§ AIM OF THE TASK
Return each entry word for word. Leave the images out.

Recorded data:
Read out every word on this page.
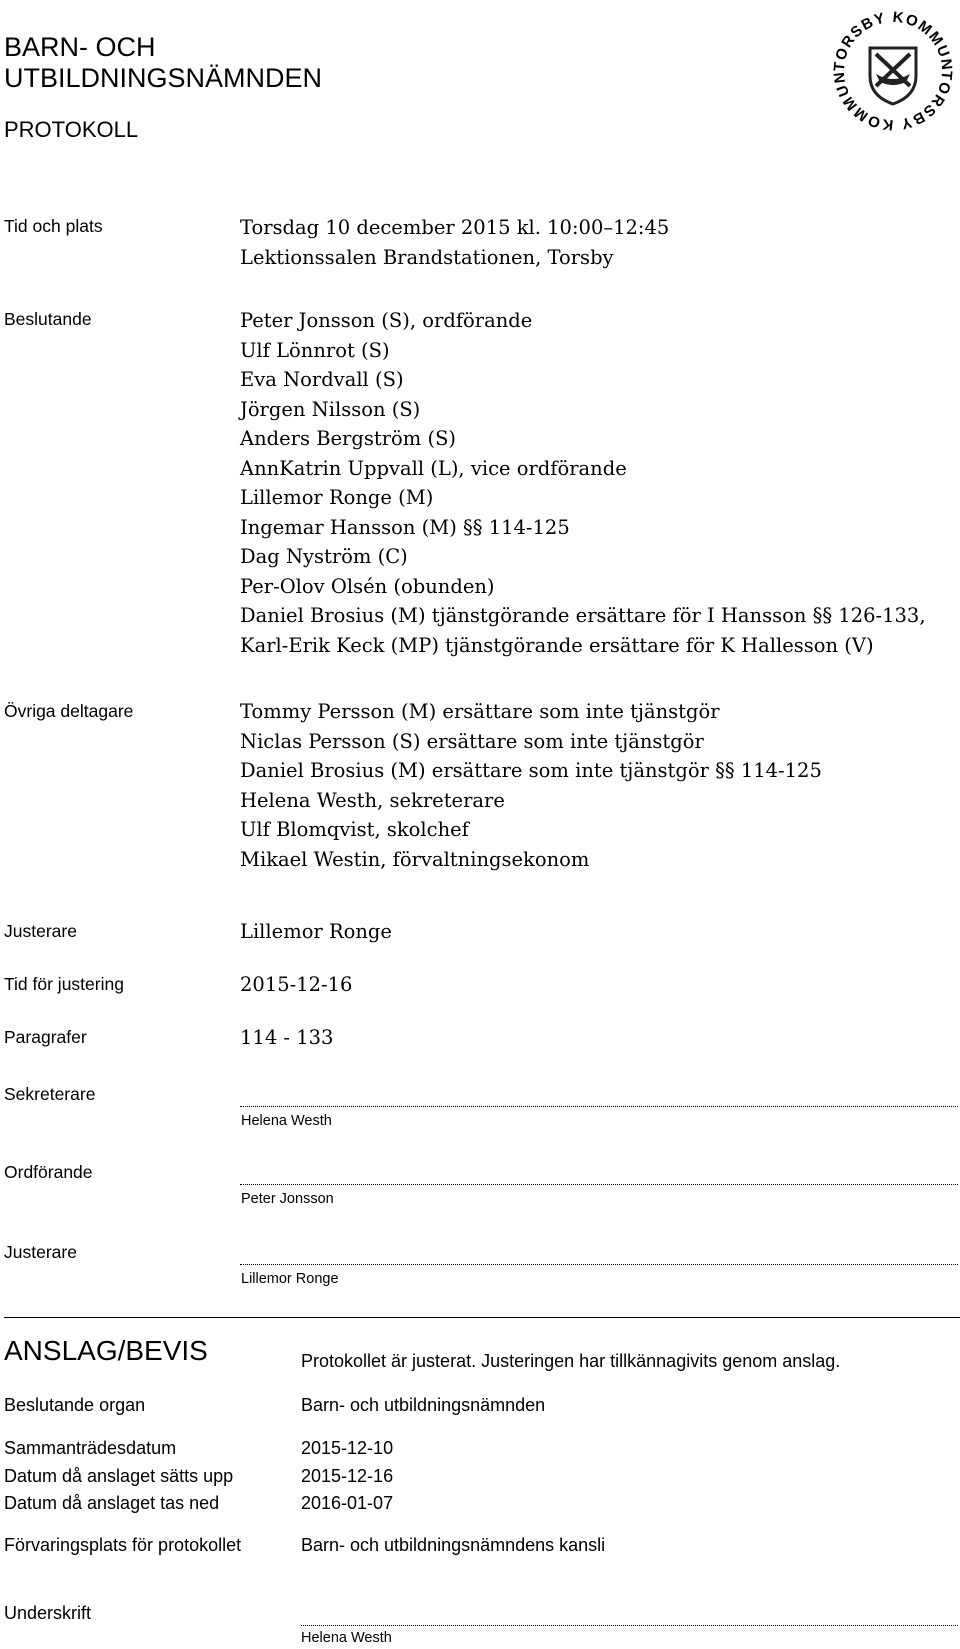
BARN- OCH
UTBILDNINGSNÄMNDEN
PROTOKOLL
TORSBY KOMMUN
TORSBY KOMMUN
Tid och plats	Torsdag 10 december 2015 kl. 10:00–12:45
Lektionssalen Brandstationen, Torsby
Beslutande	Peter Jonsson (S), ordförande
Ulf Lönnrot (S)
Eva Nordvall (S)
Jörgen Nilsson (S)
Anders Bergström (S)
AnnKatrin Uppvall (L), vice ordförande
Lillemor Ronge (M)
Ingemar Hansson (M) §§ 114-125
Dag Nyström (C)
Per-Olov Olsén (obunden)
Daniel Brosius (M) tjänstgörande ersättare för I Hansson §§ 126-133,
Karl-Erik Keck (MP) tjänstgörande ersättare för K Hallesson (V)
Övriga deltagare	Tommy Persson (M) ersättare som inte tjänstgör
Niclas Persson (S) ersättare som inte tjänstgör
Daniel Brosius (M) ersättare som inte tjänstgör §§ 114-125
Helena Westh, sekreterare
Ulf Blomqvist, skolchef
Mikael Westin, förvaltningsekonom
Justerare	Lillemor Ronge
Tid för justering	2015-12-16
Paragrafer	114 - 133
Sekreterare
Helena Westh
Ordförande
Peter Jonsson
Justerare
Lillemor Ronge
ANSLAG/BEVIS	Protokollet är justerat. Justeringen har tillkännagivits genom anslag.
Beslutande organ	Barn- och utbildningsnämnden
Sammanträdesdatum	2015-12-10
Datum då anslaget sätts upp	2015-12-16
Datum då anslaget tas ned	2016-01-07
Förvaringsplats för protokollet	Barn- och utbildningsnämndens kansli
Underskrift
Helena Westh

§ OUTPUT OF THE EXERCISE
Read out every word on this page.
BARN- OCH
UTBILDNINGSNÄMNDEN
PROTOKOLL
TORSBY KOMMUN
TORSBY KOMMUN
Tid och plats	Torsdag 10 december 2015 kl. 10:00–12:45
Lektionssalen Brandstationen, Torsby
Beslutande	Peter Jonsson (S), ordförande
Ulf Lönnrot (S)
Eva Nordvall (S)
Jörgen Nilsson (S)
Anders Bergström (S)
AnnKatrin Uppvall (L), vice ordförande
Lillemor Ronge (M)
Ingemar Hansson (M) §§ 114-125
Dag Nyström (C)
Per-Olov Olsén (obunden)
Daniel Brosius (M) tjänstgörande ersättare för I Hansson §§ 126-133,
Karl-Erik Keck (MP) tjänstgörande ersättare för K Hallesson (V)
Övriga deltagare	Tommy Persson (M) ersättare som inte tjänstgör
Niclas Persson (S) ersättare som inte tjänstgör
Daniel Brosius (M) ersättare som inte tjänstgör §§ 114-125
Helena Westh, sekreterare
Ulf Blomqvist, skolchef
Mikael Westin, förvaltningsekonom
Justerare	Lillemor Ronge
Tid för justering	2015-12-16
Paragrafer	114 - 133
Sekreterare
Helena Westh
Ordförande
Peter Jonsson
Justerare
Lillemor Ronge
ANSLAG/BEVIS	Protokollet är justerat. Justeringen har tillkännagivits genom anslag.
Beslutande organ	Barn- och utbildningsnämnden
Sammanträdesdatum	2015-12-10
Datum då anslaget sätts upp	2015-12-16
Datum då anslaget tas ned	2016-01-07
Förvaringsplats för protokollet	Barn- och utbildningsnämndens kansli
Underskrift
Helena Westh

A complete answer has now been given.